### Request
Find how many lines in the material hold the word "name", then state that number and nothing more.

### Material shown
○ ○ ○
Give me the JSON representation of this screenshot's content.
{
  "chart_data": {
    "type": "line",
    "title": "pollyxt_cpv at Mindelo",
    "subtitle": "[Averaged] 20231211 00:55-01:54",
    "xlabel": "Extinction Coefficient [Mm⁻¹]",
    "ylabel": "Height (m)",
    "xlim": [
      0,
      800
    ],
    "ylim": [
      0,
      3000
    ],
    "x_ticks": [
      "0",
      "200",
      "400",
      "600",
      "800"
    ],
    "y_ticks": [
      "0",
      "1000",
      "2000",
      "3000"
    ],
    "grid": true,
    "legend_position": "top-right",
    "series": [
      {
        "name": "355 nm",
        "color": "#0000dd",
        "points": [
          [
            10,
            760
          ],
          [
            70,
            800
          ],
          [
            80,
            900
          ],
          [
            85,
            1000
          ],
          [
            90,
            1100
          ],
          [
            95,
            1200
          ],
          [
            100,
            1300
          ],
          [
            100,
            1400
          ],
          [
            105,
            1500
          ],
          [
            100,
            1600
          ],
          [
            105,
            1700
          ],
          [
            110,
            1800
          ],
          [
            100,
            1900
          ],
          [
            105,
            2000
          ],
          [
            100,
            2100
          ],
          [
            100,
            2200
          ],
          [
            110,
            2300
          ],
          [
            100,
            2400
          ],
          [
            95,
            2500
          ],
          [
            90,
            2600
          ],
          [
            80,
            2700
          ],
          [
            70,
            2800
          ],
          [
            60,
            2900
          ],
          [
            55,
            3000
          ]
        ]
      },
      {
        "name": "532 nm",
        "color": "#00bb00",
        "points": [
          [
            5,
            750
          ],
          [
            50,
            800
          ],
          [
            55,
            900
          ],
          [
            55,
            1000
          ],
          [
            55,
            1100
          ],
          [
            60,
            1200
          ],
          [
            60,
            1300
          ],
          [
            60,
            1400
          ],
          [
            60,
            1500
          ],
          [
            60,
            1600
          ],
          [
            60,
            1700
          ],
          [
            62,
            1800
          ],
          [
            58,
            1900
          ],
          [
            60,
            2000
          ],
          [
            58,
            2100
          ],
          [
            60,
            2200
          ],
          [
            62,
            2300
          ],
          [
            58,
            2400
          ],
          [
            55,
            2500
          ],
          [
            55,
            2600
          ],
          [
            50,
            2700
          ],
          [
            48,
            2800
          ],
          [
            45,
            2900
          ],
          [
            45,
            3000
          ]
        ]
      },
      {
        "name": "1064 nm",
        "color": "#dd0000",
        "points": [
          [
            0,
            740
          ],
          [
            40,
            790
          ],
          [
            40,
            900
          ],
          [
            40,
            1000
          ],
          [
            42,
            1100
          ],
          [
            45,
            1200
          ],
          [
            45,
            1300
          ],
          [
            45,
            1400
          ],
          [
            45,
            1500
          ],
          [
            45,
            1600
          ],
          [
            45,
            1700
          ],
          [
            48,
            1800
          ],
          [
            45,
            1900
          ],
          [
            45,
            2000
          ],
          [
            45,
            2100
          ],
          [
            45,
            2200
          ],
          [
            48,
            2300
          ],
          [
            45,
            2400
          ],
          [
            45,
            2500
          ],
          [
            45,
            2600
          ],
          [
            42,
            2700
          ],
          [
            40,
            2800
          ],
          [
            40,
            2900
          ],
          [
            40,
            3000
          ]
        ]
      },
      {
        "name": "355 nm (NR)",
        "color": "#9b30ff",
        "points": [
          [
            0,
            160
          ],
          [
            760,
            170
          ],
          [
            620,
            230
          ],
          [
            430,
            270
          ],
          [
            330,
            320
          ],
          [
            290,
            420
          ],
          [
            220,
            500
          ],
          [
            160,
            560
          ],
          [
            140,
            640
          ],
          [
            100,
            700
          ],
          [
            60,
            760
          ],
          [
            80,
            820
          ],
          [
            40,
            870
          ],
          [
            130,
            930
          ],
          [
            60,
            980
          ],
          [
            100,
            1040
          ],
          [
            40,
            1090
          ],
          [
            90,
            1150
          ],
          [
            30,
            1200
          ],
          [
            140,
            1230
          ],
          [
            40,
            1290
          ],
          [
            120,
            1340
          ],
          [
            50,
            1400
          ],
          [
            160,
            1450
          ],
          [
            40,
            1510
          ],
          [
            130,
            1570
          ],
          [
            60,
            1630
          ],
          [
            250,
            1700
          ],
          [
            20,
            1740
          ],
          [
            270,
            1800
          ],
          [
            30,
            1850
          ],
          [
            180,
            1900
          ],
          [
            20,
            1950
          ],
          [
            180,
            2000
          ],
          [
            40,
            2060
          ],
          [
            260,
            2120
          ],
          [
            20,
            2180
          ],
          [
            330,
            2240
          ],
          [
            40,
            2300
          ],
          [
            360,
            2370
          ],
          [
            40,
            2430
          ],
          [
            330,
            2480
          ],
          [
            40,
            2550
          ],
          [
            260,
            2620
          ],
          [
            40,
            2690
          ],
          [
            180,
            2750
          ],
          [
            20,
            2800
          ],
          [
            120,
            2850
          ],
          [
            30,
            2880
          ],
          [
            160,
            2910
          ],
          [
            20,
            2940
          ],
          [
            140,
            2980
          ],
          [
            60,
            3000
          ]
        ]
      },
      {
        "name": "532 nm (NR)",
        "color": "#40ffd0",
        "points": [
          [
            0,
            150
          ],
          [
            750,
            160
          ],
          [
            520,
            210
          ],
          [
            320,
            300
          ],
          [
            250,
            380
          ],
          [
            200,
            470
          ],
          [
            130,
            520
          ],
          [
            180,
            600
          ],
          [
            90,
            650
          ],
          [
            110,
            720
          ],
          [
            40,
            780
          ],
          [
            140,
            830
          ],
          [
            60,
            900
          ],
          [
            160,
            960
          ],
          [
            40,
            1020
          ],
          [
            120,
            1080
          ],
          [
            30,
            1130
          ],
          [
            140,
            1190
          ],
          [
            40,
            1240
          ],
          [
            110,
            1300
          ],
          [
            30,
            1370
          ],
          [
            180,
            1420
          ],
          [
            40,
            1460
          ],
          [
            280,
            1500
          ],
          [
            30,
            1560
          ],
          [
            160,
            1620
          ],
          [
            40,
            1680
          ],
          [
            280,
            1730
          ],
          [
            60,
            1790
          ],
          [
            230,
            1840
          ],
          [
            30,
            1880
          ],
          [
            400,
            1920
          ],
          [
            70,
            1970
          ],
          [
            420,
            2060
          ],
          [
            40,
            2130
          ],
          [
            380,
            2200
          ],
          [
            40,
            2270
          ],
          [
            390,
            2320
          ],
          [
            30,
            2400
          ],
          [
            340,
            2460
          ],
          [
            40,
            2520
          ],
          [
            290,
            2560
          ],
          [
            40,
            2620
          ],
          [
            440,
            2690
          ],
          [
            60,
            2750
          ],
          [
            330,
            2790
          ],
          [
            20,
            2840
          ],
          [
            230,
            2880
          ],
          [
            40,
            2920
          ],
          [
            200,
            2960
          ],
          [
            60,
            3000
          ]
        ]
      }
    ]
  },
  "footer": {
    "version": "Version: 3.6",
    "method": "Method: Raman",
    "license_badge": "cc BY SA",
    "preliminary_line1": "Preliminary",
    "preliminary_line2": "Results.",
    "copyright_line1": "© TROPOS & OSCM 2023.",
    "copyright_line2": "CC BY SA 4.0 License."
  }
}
○ ○ ○
### Answer
5